» **TO DO**
Copy out every line of the records where the string "value" occurs.

» **GIVEN DATA**

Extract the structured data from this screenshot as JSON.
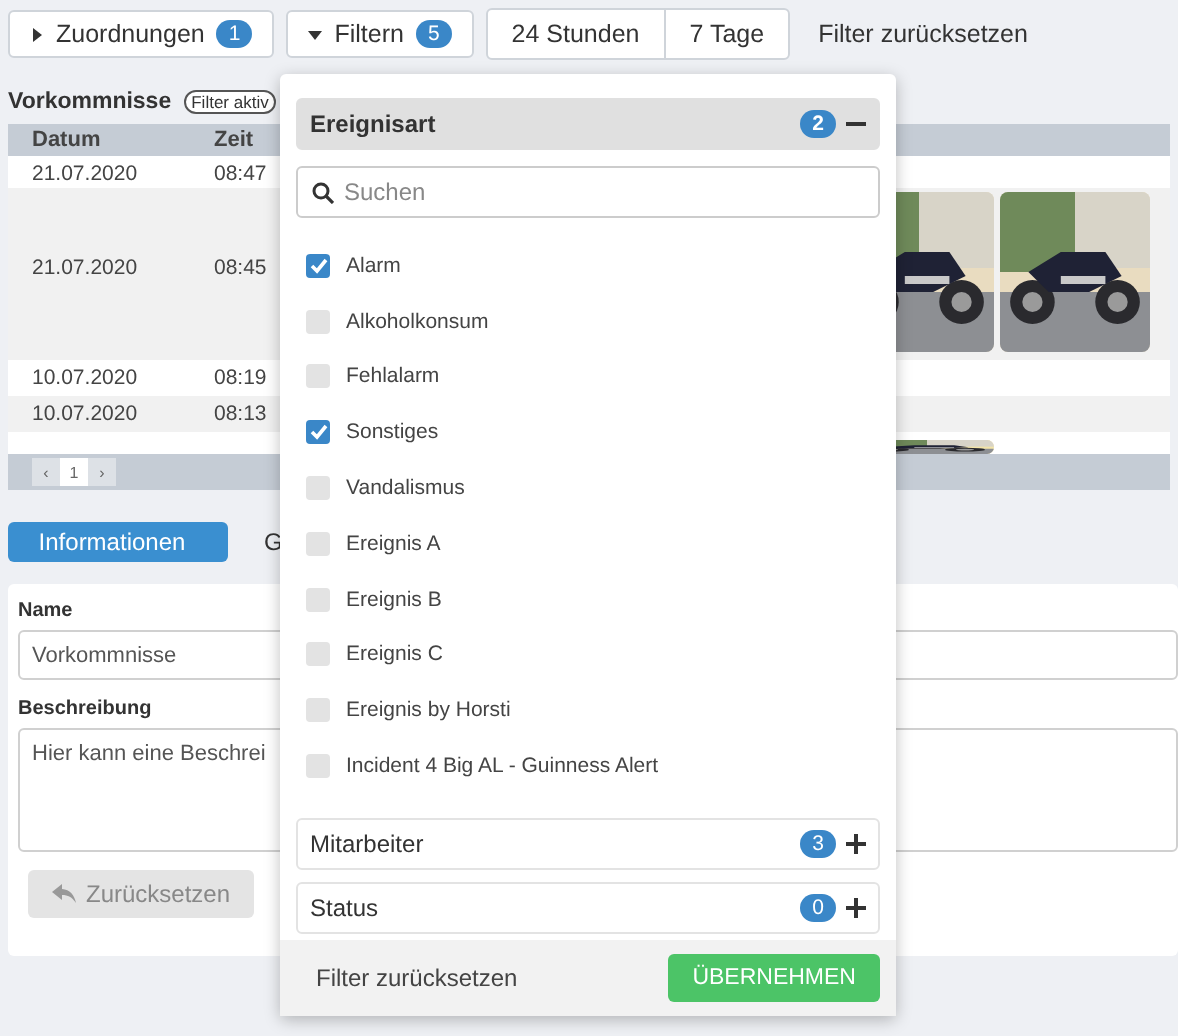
{
  "toolbar": {
    "toggles": [
      {
        "label": "Zuordnungen",
        "count": "1",
        "expanded": false
      },
      {
        "label": "Filtern",
        "count": "5",
        "expanded": true
      }
    ],
    "ranges": [
      {
        "label": "24 Stunden"
      },
      {
        "label": "7 Tage"
      }
    ],
    "reset_link": "Filter zurücksetzen"
  },
  "list": {
    "title": "Vorkommnisse",
    "filter_badge": "Filter aktiv",
    "columns": [
      "Datum",
      "Zeit"
    ],
    "rows": [
      {
        "date": "21.07.2020",
        "time": "08:47"
      },
      {
        "date": "21.07.2020",
        "time": "08:45",
        "images": [
          {
            "kind": "picture"
          },
          {
            "kind": "picture"
          }
        ]
      },
      {
        "date": "10.07.2020",
        "time": "08:19"
      },
      {
        "date": "10.07.2020",
        "time": "08:13"
      },
      {
        "images": [
          {
            "kind": "picture"
          }
        ]
      }
    ],
    "pagination": {
      "prev": "‹",
      "page": "1",
      "next": "›"
    }
  },
  "tabs": [
    {
      "label": "Informationen",
      "selected": true
    },
    {
      "label": "G",
      "selected": false
    }
  ],
  "form": {
    "fields": [
      {
        "kind": "input",
        "label": "Name",
        "value": "Vorkommnisse"
      },
      {
        "kind": "textarea",
        "label": "Beschreibung",
        "value": "Hier kann eine Beschrei"
      }
    ],
    "reset_button": {
      "label": "Zurücksetzen",
      "disabled": true
    }
  },
  "filter_dropdown": {
    "sections": [
      {
        "title": "Ereignisart",
        "count": "2",
        "expanded": true,
        "search_placeholder": "Suchen",
        "options": [
          {
            "label": "Alarm",
            "checked": true
          },
          {
            "label": "Alkoholkonsum",
            "checked": false
          },
          {
            "label": "Fehlalarm",
            "checked": false
          },
          {
            "label": "Sonstiges",
            "checked": true
          },
          {
            "label": "Vandalismus",
            "checked": false
          },
          {
            "label": "Ereignis A",
            "checked": false
          },
          {
            "label": "Ereignis B",
            "checked": false
          },
          {
            "label": "Ereignis C",
            "checked": false
          },
          {
            "label": "Ereignis by Horsti",
            "checked": false
          },
          {
            "label": "Incident 4 Big AL - Guinness Alert",
            "checked": false
          }
        ]
      },
      {
        "title": "Mitarbeiter",
        "count": "3",
        "expanded": false
      },
      {
        "title": "Status",
        "count": "0",
        "expanded": false
      }
    ],
    "reset_label": "Filter zurücksetzen",
    "apply_label": "ÜBERNEHMEN"
  }
}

» **EXPECTED ANSWER**
        "value": "Vorkommnisse"
        "value": "Hier kann eine Beschrei"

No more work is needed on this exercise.